======== PROVIDED ENTRIES ========
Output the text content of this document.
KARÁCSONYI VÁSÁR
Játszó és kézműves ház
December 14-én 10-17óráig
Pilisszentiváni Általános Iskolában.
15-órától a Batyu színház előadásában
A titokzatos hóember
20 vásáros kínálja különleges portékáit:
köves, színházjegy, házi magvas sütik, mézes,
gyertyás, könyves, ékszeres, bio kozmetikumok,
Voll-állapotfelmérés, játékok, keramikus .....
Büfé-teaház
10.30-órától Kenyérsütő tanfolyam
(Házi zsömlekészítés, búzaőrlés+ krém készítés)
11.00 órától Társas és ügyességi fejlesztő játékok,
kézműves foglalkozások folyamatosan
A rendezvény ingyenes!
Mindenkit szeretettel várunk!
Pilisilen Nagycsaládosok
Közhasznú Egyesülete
========
* _WHAT IS BEING ASKED_
Reproduce the complete set of lines precisely as supplied.

* _EXERCISE SOLUTION_
Output the text content of this document.
KARÁCSONYI VÁSÁR
Játszó és kézműves ház
December 14-én 10-17óráig
Pilisszentiváni Általános Iskolában.
15-órától a Batyu színház előadásában
A titokzatos hóember
20 vásáros kínálja különleges portékáit:
köves, színházjegy, házi magvas sütik, mézes,
gyertyás, könyves, ékszeres, bio kozmetikumok,
Voll-állapotfelmérés, játékok, keramikus .....
Büfé-teaház
10.30-órától Kenyérsütő tanfolyam
(Házi zsömlekészítés, búzaőrlés+ krém készítés)
11.00 órától Társas és ügyességi fejlesztő játékok,
kézműves foglalkozások folyamatosan
A rendezvény ingyenes!
Mindenkit szeretettel várunk!
Pilisilen Nagycsaládosok
Közhasznú Egyesülete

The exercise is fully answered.